Dataset listings of figures:
## START
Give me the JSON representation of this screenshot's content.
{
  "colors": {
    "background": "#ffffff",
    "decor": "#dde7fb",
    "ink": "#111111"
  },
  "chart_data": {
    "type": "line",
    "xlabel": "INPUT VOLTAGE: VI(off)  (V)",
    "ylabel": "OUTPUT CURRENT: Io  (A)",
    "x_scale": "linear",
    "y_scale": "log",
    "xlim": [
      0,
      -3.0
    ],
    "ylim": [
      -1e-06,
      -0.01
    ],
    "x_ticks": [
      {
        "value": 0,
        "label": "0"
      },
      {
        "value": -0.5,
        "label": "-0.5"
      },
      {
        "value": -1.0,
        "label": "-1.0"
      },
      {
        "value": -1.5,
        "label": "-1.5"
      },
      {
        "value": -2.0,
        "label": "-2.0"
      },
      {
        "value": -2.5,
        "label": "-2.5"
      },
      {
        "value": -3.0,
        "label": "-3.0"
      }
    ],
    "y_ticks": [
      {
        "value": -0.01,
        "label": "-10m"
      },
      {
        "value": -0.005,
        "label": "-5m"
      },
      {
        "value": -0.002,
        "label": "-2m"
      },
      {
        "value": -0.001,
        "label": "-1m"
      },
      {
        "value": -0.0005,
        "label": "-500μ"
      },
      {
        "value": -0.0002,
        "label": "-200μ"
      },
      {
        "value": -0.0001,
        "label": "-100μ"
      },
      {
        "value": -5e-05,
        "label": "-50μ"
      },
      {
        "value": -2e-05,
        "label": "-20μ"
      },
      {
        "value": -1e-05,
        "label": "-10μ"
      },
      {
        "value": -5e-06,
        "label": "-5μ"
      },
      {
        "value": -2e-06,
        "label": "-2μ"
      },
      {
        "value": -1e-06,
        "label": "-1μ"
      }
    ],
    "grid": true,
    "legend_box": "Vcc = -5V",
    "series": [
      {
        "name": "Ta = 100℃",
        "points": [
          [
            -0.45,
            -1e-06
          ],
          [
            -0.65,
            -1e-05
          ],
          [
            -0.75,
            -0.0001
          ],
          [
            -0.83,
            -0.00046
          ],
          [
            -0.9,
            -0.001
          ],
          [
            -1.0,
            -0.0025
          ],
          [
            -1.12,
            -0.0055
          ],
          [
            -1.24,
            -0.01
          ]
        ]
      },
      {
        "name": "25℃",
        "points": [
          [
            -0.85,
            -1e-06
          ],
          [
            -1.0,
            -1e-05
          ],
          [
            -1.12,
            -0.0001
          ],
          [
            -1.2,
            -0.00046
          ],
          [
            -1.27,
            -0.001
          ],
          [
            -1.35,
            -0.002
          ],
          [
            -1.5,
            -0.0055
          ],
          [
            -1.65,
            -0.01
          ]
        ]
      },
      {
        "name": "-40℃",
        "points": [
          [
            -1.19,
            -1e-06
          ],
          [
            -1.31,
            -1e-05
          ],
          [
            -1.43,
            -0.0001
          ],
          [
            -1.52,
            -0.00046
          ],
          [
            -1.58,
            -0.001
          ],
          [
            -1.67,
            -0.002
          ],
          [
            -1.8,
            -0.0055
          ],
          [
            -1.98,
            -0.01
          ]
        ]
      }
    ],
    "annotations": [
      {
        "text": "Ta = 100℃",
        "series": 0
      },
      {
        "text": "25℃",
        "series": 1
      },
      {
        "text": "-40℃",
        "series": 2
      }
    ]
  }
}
## END
◆ **GIVEN PROBLEM**
Write out every record, exactly as written.

◆ **EXERCISE OUTPUT**
Give me the JSON representation of this screenshot's content.
{
  "colors": {
    "background": "#ffffff",
    "decor": "#dde7fb",
    "ink": "#111111"
  },
  "chart_data": {
    "type": "line",
    "xlabel": "INPUT VOLTAGE: VI(off)  (V)",
    "ylabel": "OUTPUT CURRENT: Io  (A)",
    "x_scale": "linear",
    "y_scale": "log",
    "xlim": [
      0,
      -3.0
    ],
    "ylim": [
      -1e-06,
      -0.01
    ],
    "x_ticks": [
      {
        "value": 0,
        "label": "0"
      },
      {
        "value": -0.5,
        "label": "-0.5"
      },
      {
        "value": -1.0,
        "label": "-1.0"
      },
      {
        "value": -1.5,
        "label": "-1.5"
      },
      {
        "value": -2.0,
        "label": "-2.0"
      },
      {
        "value": -2.5,
        "label": "-2.5"
      },
      {
        "value": -3.0,
        "label": "-3.0"
      }
    ],
    "y_ticks": [
      {
        "value": -0.01,
        "label": "-10m"
      },
      {
        "value": -0.005,
        "label": "-5m"
      },
      {
        "value": -0.002,
        "label": "-2m"
      },
      {
        "value": -0.001,
        "label": "-1m"
      },
      {
        "value": -0.0005,
        "label": "-500μ"
      },
      {
        "value": -0.0002,
        "label": "-200μ"
      },
      {
        "value": -0.0001,
        "label": "-100μ"
      },
      {
        "value": -5e-05,
        "label": "-50μ"
      },
      {
        "value": -2e-05,
        "label": "-20μ"
      },
      {
        "value": -1e-05,
        "label": "-10μ"
      },
      {
        "value": -5e-06,
        "label": "-5μ"
      },
      {
        "value": -2e-06,
        "label": "-2μ"
      },
      {
        "value": -1e-06,
        "label": "-1μ"
      }
    ],
    "grid": true,
    "legend_box": "Vcc = -5V",
    "series": [
      {
        "name": "Ta = 100℃",
        "points": [
          [
            -0.45,
            -1e-06
          ],
          [
            -0.65,
            -1e-05
          ],
          [
            -0.75,
            -0.0001
          ],
          [
            -0.83,
            -0.00046
          ],
          [
            -0.9,
            -0.001
          ],
          [
            -1.0,
            -0.0025
          ],
          [
            -1.12,
            -0.0055
          ],
          [
            -1.24,
            -0.01
          ]
        ]
      },
      {
        "name": "25℃",
        "points": [
          [
            -0.85,
            -1e-06
          ],
          [
            -1.0,
            -1e-05
          ],
          [
            -1.12,
            -0.0001
          ],
          [
            -1.2,
            -0.00046
          ],
          [
            -1.27,
            -0.001
          ],
          [
            -1.35,
            -0.002
          ],
          [
            -1.5,
            -0.0055
          ],
          [
            -1.65,
            -0.01
          ]
        ]
      },
      {
        "name": "-40℃",
        "points": [
          [
            -1.19,
            -1e-06
          ],
          [
            -1.31,
            -1e-05
          ],
          [
            -1.43,
            -0.0001
          ],
          [
            -1.52,
            -0.00046
          ],
          [
            -1.58,
            -0.001
          ],
          [
            -1.67,
            -0.002
          ],
          [
            -1.8,
            -0.0055
          ],
          [
            -1.98,
            -0.01
          ]
        ]
      }
    ],
    "annotations": [
      {
        "text": "Ta = 100℃",
        "series": 0
      },
      {
        "text": "25℃",
        "series": 1
      },
      {
        "text": "-40℃",
        "series": 2
      }
    ]
  }
}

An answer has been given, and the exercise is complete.